═════ RECORDS SUPPLIED ═════

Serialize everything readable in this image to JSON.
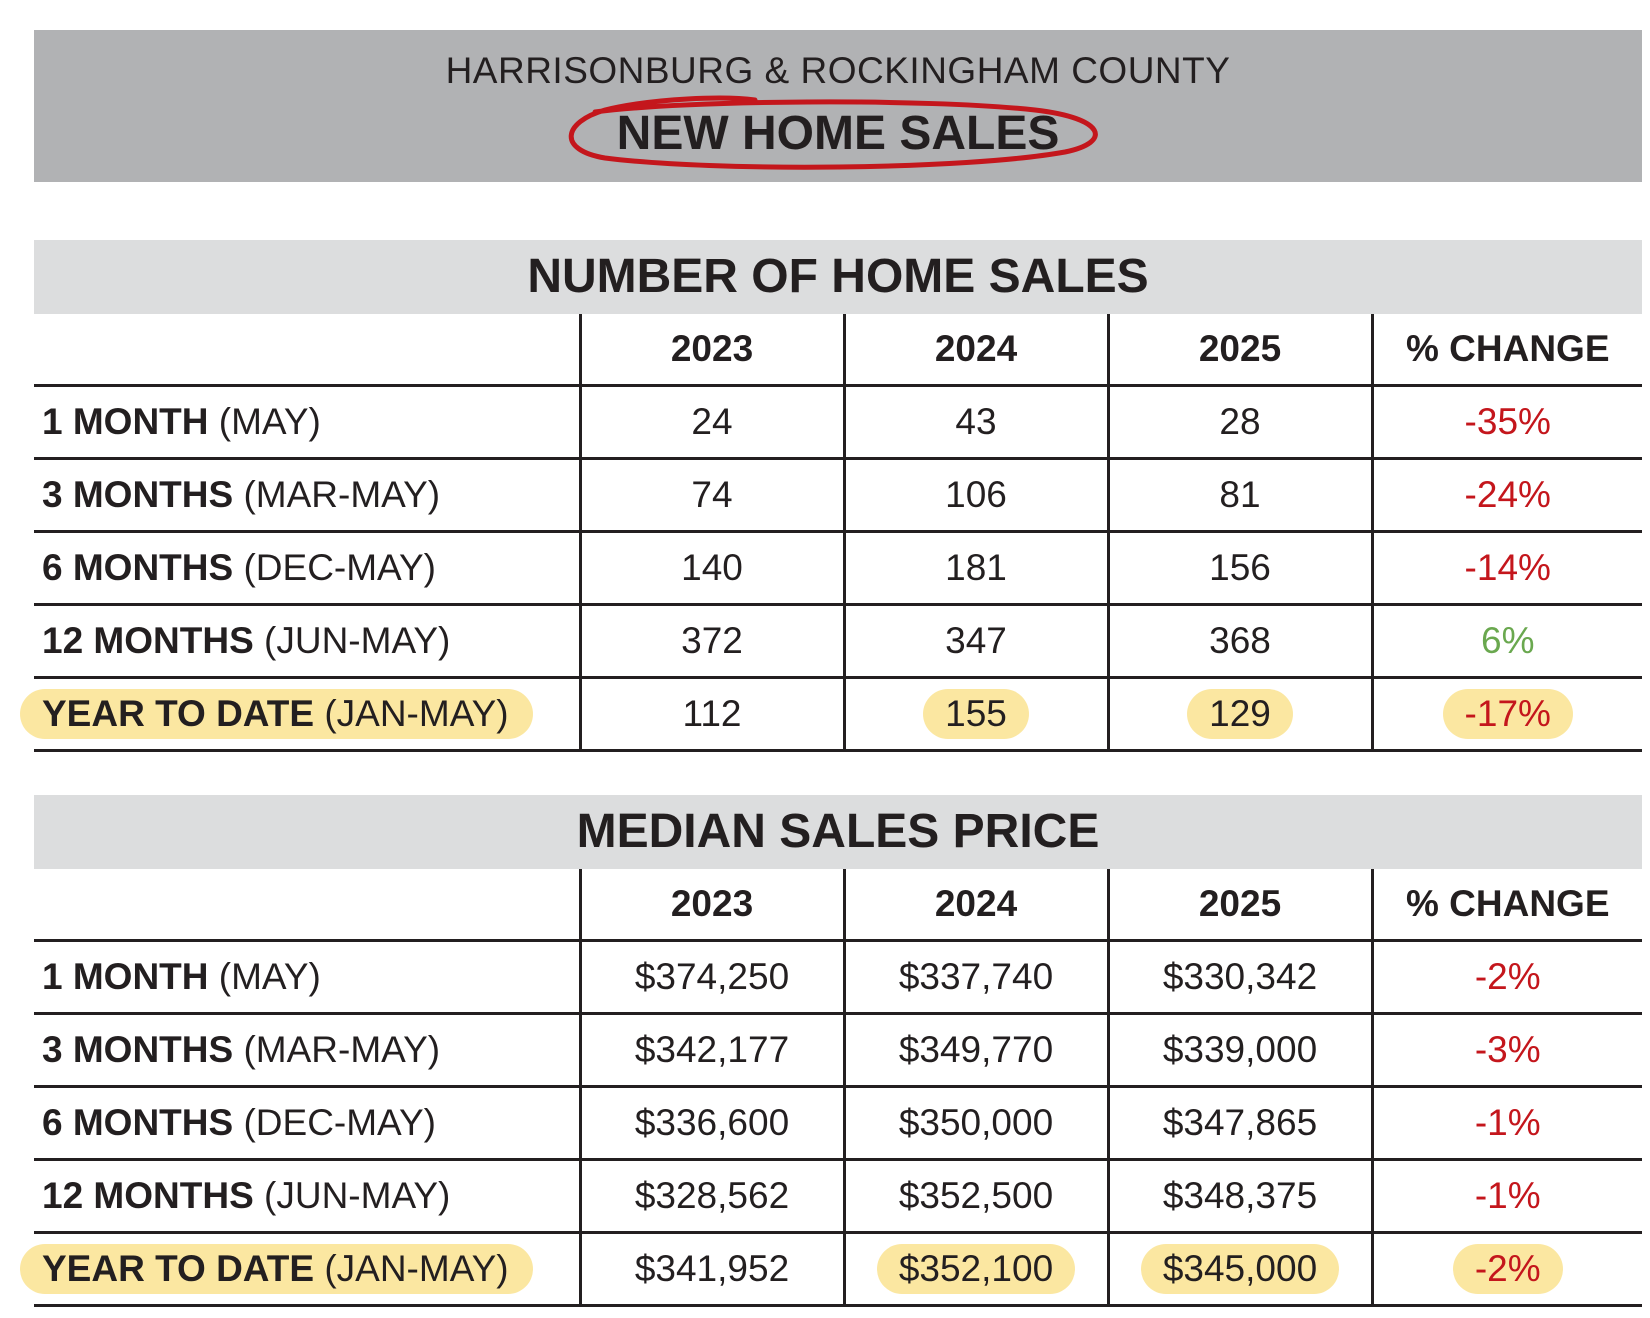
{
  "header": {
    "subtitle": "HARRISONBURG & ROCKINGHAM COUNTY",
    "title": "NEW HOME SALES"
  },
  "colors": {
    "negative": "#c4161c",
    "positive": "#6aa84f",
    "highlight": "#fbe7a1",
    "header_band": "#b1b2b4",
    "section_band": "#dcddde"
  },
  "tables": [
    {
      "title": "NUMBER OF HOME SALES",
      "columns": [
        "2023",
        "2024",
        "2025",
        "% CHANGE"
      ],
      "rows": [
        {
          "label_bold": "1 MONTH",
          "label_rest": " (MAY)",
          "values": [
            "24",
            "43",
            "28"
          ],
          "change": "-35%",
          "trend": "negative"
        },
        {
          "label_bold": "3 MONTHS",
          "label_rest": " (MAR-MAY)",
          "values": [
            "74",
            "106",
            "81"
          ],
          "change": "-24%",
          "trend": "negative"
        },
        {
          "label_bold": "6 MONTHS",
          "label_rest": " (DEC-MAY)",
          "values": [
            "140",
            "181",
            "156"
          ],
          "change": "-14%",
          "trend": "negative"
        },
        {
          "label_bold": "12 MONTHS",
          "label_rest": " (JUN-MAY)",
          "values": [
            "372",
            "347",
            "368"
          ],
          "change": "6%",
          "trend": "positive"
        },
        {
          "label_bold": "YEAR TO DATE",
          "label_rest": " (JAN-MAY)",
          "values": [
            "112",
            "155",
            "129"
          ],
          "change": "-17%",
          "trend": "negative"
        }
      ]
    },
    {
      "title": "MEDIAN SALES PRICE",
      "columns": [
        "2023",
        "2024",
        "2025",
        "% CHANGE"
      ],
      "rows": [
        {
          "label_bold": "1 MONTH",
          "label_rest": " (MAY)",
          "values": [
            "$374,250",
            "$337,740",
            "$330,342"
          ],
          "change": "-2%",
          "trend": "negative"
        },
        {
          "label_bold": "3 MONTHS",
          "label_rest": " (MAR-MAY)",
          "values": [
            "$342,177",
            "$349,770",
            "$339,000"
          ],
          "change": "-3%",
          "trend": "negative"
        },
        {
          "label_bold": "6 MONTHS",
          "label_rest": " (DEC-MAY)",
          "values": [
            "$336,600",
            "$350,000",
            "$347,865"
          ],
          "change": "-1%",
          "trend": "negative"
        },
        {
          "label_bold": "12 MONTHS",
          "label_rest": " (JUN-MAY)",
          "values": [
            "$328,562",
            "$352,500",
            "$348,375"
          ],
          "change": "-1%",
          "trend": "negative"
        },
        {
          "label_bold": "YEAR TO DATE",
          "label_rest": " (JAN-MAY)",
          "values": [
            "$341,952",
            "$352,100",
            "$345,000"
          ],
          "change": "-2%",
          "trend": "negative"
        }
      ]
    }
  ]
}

═════

== TASK TO COMPLETE ==
Quote all the lines above exactly as given. Do not include the pictures.

== PROBLEM SOLUTION ==
Serialize everything readable in this image to JSON.
{
  "header": {
    "subtitle": "HARRISONBURG & ROCKINGHAM COUNTY",
    "title": "NEW HOME SALES"
  },
  "colors": {
    "negative": "#c4161c",
    "positive": "#6aa84f",
    "highlight": "#fbe7a1",
    "header_band": "#b1b2b4",
    "section_band": "#dcddde"
  },
  "tables": [
    {
      "title": "NUMBER OF HOME SALES",
      "columns": [
        "2023",
        "2024",
        "2025",
        "% CHANGE"
      ],
      "rows": [
        {
          "label_bold": "1 MONTH",
          "label_rest": " (MAY)",
          "values": [
            "24",
            "43",
            "28"
          ],
          "change": "-35%",
          "trend": "negative"
        },
        {
          "label_bold": "3 MONTHS",
          "label_rest": " (MAR-MAY)",
          "values": [
            "74",
            "106",
            "81"
          ],
          "change": "-24%",
          "trend": "negative"
        },
        {
          "label_bold": "6 MONTHS",
          "label_rest": " (DEC-MAY)",
          "values": [
            "140",
            "181",
            "156"
          ],
          "change": "-14%",
          "trend": "negative"
        },
        {
          "label_bold": "12 MONTHS",
          "label_rest": " (JUN-MAY)",
          "values": [
            "372",
            "347",
            "368"
          ],
          "change": "6%",
          "trend": "positive"
        },
        {
          "label_bold": "YEAR TO DATE",
          "label_rest": " (JAN-MAY)",
          "values": [
            "112",
            "155",
            "129"
          ],
          "change": "-17%",
          "trend": "negative"
        }
      ]
    },
    {
      "title": "MEDIAN SALES PRICE",
      "columns": [
        "2023",
        "2024",
        "2025",
        "% CHANGE"
      ],
      "rows": [
        {
          "label_bold": "1 MONTH",
          "label_rest": " (MAY)",
          "values": [
            "$374,250",
            "$337,740",
            "$330,342"
          ],
          "change": "-2%",
          "trend": "negative"
        },
        {
          "label_bold": "3 MONTHS",
          "label_rest": " (MAR-MAY)",
          "values": [
            "$342,177",
            "$349,770",
            "$339,000"
          ],
          "change": "-3%",
          "trend": "negative"
        },
        {
          "label_bold": "6 MONTHS",
          "label_rest": " (DEC-MAY)",
          "values": [
            "$336,600",
            "$350,000",
            "$347,865"
          ],
          "change": "-1%",
          "trend": "negative"
        },
        {
          "label_bold": "12 MONTHS",
          "label_rest": " (JUN-MAY)",
          "values": [
            "$328,562",
            "$352,500",
            "$348,375"
          ],
          "change": "-1%",
          "trend": "negative"
        },
        {
          "label_bold": "YEAR TO DATE",
          "label_rest": " (JAN-MAY)",
          "values": [
            "$341,952",
            "$352,100",
            "$345,000"
          ],
          "change": "-2%",
          "trend": "negative"
        }
      ]
    }
  ]
}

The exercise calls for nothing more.